**Work to do**
Carry the news broadcast transcript below forward from its final sentence.

**Selected text**
ROMANS: Just heartbreaking, and you think that 10 million people on the move and affected by all of this, just heartbreaking. All right, coming up, faster than the speed of sound. A battlefield first. The new weapon Russia admitted unleashed on Ukraine.



JARRETT: Welcome back. Top-seeded Arizona heads to the Sweet Sixteen, narrowly missing a huge upset in a thrilling overtime win. Andy Scholes has more in this morning's "BLEACHER REPORT". Hey, Andy?

ANDY SCHOLES, CNN SPORTS CORRESPONDENT: Hey, Laura, what a weekend. You know, March Madness, one thing is for sure, it never disappoints. Arizona needing overtime against TCU to avoid being the first one-seed to lose in the tournament. And we had a dunk at the tournament in this one. Bennedict Mathurin rising up and throwing down the monster slam over the TCU defender right here. That had everyone on their feet.

[Layout element entries]
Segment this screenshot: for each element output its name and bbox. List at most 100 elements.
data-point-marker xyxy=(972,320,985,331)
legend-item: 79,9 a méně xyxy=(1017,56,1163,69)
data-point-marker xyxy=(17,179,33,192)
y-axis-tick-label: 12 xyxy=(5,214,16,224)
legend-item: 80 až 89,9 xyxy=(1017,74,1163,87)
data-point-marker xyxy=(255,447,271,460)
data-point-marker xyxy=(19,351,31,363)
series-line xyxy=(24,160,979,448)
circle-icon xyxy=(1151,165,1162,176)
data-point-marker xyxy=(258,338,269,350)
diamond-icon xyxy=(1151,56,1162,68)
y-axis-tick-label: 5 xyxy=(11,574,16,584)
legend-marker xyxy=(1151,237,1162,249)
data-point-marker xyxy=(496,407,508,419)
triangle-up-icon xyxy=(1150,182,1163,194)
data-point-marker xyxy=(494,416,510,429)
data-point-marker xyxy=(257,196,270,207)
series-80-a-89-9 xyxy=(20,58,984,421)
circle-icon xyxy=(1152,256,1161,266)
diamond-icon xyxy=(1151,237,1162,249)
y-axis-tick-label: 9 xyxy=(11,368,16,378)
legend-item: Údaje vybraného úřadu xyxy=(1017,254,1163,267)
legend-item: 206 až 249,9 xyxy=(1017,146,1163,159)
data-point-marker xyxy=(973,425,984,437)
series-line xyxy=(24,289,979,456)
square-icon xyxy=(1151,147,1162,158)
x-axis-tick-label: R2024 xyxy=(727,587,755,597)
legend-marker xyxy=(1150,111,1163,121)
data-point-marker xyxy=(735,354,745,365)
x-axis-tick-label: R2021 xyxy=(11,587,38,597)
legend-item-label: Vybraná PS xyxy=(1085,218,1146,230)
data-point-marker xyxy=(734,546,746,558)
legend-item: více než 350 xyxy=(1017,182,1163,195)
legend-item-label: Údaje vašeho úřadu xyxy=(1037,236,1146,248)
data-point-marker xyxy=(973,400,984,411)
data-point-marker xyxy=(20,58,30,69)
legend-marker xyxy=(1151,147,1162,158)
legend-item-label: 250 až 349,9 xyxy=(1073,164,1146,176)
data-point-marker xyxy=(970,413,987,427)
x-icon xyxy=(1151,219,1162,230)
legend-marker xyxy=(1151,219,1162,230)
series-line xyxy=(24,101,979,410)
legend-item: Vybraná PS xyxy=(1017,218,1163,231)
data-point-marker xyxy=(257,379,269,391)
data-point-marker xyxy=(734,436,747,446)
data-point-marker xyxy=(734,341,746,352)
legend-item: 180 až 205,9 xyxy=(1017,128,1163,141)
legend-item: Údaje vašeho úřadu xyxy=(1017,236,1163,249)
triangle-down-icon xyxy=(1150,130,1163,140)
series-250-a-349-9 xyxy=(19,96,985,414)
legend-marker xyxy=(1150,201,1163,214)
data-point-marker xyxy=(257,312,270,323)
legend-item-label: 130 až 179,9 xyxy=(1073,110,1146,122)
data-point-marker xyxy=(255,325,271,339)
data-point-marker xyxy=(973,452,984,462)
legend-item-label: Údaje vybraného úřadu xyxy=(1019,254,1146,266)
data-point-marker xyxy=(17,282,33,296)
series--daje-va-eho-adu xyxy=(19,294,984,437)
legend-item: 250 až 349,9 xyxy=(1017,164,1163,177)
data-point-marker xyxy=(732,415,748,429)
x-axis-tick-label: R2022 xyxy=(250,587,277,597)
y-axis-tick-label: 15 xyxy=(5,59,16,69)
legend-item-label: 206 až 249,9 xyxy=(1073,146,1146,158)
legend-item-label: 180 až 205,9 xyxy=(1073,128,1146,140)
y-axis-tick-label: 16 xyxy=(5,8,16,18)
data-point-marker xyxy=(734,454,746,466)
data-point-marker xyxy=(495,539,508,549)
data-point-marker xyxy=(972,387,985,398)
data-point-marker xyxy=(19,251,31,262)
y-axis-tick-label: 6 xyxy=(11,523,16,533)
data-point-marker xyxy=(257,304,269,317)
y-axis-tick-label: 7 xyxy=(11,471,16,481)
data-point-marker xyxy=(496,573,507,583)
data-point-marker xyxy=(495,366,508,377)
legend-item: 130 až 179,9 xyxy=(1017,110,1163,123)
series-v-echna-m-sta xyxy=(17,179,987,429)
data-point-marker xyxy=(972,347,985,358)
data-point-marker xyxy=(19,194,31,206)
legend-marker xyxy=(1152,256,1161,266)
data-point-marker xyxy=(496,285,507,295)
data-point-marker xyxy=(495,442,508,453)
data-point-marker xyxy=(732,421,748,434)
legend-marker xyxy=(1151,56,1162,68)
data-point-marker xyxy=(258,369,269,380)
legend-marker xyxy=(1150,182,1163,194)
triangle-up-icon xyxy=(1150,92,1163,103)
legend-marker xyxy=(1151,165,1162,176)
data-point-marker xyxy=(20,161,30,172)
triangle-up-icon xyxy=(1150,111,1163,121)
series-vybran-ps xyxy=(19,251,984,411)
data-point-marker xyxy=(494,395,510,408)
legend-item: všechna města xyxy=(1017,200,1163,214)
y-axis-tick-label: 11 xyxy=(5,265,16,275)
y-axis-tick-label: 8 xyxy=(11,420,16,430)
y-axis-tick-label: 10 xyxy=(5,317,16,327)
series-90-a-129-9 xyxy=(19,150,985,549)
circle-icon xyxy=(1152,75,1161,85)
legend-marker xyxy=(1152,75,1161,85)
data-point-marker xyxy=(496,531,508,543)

**Reply**
This game was tied at 75 with 3 seconds left. Arizona's Dalen Terry forces the turnover, races down the court for what appear to be the game-winning dunk. But the officials say he didn't get the shot off before time expired. So we head to overtime. Under 20 seconds to go in the extra period, Wildcats have the ball, they're going to miss the three, but Christian Koloko comes through with the put-back slam.